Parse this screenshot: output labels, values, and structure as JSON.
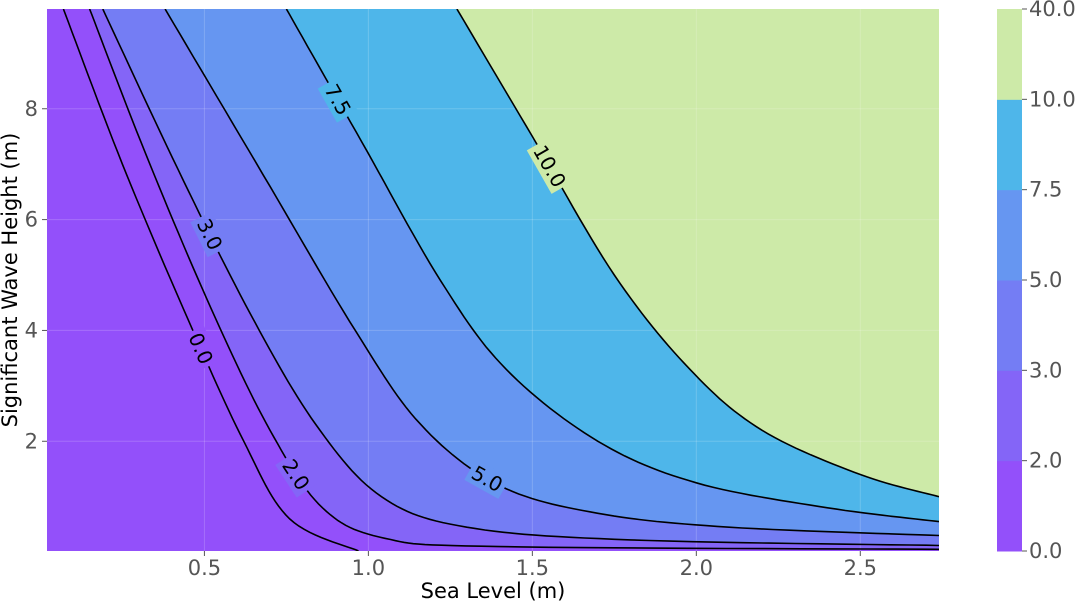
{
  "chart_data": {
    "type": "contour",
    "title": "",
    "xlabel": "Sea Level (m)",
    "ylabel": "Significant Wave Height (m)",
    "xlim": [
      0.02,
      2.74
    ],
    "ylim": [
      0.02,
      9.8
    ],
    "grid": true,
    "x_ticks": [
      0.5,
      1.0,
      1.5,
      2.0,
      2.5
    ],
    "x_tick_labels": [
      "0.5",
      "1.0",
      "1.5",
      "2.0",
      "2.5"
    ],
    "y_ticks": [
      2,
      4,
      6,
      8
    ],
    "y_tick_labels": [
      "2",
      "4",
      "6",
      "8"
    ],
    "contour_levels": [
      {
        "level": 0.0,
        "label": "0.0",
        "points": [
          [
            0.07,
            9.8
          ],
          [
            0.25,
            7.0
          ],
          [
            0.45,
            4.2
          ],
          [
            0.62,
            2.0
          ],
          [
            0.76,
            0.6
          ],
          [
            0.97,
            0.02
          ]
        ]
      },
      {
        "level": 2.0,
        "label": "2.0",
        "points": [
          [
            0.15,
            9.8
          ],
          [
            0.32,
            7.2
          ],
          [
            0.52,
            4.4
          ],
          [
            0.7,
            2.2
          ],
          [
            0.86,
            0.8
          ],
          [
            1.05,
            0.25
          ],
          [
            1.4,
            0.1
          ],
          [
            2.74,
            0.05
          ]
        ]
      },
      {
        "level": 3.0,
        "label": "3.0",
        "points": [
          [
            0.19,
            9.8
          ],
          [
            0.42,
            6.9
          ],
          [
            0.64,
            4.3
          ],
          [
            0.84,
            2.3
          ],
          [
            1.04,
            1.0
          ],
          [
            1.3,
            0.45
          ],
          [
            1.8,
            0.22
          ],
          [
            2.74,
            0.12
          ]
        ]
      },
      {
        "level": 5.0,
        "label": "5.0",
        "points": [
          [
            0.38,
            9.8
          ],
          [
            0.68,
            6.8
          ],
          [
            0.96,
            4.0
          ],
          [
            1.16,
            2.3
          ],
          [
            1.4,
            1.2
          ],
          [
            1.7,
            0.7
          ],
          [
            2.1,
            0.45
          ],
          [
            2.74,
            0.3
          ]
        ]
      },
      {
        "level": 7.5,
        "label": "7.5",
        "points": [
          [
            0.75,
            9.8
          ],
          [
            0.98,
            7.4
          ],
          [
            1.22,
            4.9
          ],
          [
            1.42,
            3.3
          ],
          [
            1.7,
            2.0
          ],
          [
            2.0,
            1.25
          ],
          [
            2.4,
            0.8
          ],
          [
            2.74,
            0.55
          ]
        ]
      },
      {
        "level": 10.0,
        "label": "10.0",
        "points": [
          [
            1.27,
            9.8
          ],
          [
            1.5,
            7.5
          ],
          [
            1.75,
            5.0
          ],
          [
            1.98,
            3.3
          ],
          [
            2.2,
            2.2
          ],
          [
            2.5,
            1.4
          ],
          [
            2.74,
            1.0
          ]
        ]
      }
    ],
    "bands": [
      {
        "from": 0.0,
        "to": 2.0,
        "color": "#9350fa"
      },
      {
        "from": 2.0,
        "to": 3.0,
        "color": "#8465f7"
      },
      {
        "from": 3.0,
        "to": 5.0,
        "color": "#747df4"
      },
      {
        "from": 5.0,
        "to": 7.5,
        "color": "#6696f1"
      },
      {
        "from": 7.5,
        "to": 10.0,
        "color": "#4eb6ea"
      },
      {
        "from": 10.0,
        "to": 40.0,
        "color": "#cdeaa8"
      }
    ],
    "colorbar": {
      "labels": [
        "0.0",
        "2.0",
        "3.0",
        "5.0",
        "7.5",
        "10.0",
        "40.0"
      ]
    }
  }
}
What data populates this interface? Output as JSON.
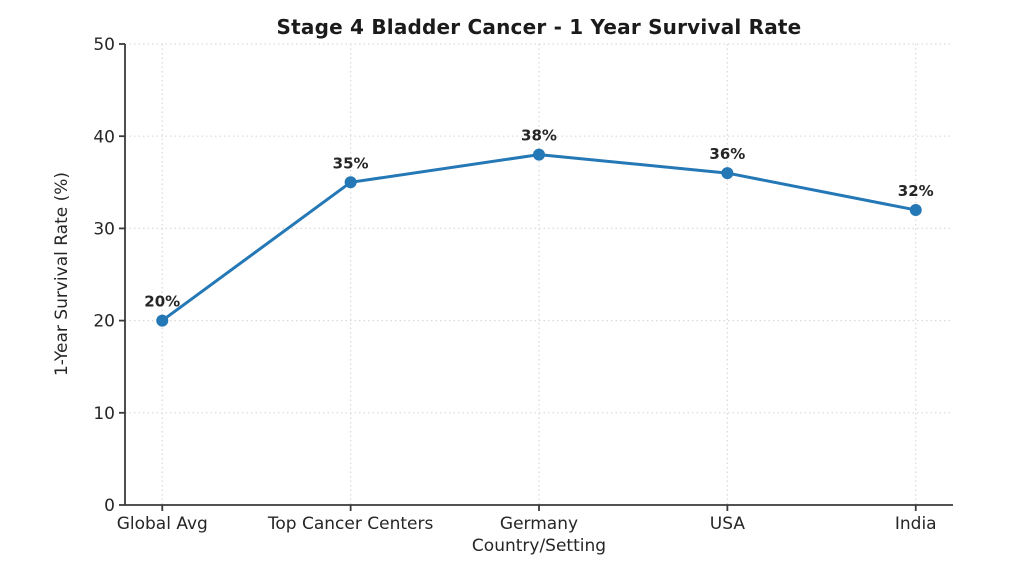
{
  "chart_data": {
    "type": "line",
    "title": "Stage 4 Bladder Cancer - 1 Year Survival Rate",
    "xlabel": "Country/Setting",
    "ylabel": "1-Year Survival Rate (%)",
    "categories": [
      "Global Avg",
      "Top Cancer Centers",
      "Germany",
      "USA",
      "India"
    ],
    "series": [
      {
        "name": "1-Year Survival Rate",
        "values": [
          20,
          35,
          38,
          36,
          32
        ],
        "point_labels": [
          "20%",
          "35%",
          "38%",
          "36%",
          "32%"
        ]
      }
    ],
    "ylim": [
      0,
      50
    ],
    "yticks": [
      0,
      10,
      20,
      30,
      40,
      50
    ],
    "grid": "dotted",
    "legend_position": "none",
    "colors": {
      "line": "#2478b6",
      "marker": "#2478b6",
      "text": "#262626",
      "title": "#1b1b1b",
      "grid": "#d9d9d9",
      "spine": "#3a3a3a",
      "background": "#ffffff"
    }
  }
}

------------------------------------------------------------------------

**Goal**
Look back over the material above and state how many lines hold the word "ylabel". Write the number and nothing else.

**Answer**
2